§ **EXERCISE BRIEF**: Output all lines exactly.
-- Start of GIVEN RECORDS --
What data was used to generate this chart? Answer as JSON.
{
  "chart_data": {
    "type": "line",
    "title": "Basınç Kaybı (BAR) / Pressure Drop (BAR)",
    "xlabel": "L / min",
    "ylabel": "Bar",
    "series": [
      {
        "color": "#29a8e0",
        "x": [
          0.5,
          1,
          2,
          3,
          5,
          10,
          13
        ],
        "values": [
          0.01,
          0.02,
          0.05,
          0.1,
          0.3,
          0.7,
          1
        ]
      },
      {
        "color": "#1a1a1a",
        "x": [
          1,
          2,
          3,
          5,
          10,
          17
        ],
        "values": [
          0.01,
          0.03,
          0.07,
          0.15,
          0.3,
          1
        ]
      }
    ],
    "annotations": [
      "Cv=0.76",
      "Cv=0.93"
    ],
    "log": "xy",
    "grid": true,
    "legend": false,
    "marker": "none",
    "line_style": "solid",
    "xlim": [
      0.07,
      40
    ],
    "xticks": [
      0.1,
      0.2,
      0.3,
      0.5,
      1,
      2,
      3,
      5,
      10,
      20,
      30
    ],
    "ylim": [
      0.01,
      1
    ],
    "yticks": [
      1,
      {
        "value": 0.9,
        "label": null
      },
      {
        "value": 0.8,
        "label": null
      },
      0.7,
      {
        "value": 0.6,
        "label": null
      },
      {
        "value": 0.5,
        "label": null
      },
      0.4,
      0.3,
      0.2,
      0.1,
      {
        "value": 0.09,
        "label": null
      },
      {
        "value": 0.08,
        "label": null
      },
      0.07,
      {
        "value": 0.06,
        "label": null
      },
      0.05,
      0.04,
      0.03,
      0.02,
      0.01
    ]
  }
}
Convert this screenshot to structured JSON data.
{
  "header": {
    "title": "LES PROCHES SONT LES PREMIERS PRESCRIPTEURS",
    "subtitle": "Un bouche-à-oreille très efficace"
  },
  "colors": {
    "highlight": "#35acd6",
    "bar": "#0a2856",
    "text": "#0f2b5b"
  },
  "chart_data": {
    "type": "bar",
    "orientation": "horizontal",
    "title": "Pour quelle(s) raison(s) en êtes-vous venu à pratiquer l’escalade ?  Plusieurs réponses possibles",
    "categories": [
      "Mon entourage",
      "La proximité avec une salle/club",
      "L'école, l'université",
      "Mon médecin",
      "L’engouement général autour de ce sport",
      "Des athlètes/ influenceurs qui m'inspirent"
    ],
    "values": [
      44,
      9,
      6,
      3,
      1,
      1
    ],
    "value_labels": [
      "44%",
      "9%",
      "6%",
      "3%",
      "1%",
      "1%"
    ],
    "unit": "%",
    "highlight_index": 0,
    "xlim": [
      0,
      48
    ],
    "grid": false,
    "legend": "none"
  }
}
-- End of GIVEN RECORDS --
§ **OUTPUT OF THE EXERCISE**:
What data was used to generate this chart? Answer as JSON.
{
  "chart_data": {
    "type": "line",
    "title": "Basınç Kaybı (BAR) / Pressure Drop (BAR)",
    "xlabel": "L / min",
    "ylabel": "Bar",
    "series": [
      {
        "color": "#29a8e0",
        "x": [
          0.5,
          1,
          2,
          3,
          5,
          10,
          13
        ],
        "values": [
          0.01,
          0.02,
          0.05,
          0.1,
          0.3,
          0.7,
          1
        ]
      },
      {
        "color": "#1a1a1a",
        "x": [
          1,
          2,
          3,
          5,
          10,
          17
        ],
        "values": [
          0.01,
          0.03,
          0.07,
          0.15,
          0.3,
          1
        ]
      }
    ],
    "annotations": [
      "Cv=0.76",
      "Cv=0.93"
    ],
    "log": "xy",
    "grid": true,
    "legend": false,
    "marker": "none",
    "line_style": "solid",
    "xlim": [
      0.07,
      40
    ],
    "xticks": [
      0.1,
      0.2,
      0.3,
      0.5,
      1,
      2,
      3,
      5,
      10,
      20,
      30
    ],
    "ylim": [
      0.01,
      1
    ],
    "yticks": [
      1,
      {
        "value": 0.9,
        "label": null
      },
      {
        "value": 0.8,
        "label": null
      },
      0.7,
      {
        "value": 0.6,
        "label": null
      },
      {
        "value": 0.5,
        "label": null
      },
      0.4,
      0.3,
      0.2,
      0.1,
      {
        "value": 0.09,
        "label": null
      },
      {
        "value": 0.08,
        "label": null
      },
      0.07,
      {
        "value": 0.06,
        "label": null
      },
      0.05,
      0.04,
      0.03,
      0.02,
      0.01
    ]
  }
}
Convert this screenshot to structured JSON data.
{
  "header": {
    "title": "LES PROCHES SONT LES PREMIERS PRESCRIPTEURS",
    "subtitle": "Un bouche-à-oreille très efficace"
  },
  "colors": {
    "highlight": "#35acd6",
    "bar": "#0a2856",
    "text": "#0f2b5b"
  },
  "chart_data": {
    "type": "bar",
    "orientation": "horizontal",
    "title": "Pour quelle(s) raison(s) en êtes-vous venu à pratiquer l’escalade ?  Plusieurs réponses possibles",
    "categories": [
      "Mon entourage",
      "La proximité avec une salle/club",
      "L'école, l'université",
      "Mon médecin",
      "L’engouement général autour de ce sport",
      "Des athlètes/ influenceurs qui m'inspirent"
    ],
    "values": [
      44,
      9,
      6,
      3,
      1,
      1
    ],
    "value_labels": [
      "44%",
      "9%",
      "6%",
      "3%",
      "1%",
      "1%"
    ],
    "unit": "%",
    "highlight_index": 0,
    "xlim": [
      0,
      48
    ],
    "grid": false,
    "legend": "none"
  }
}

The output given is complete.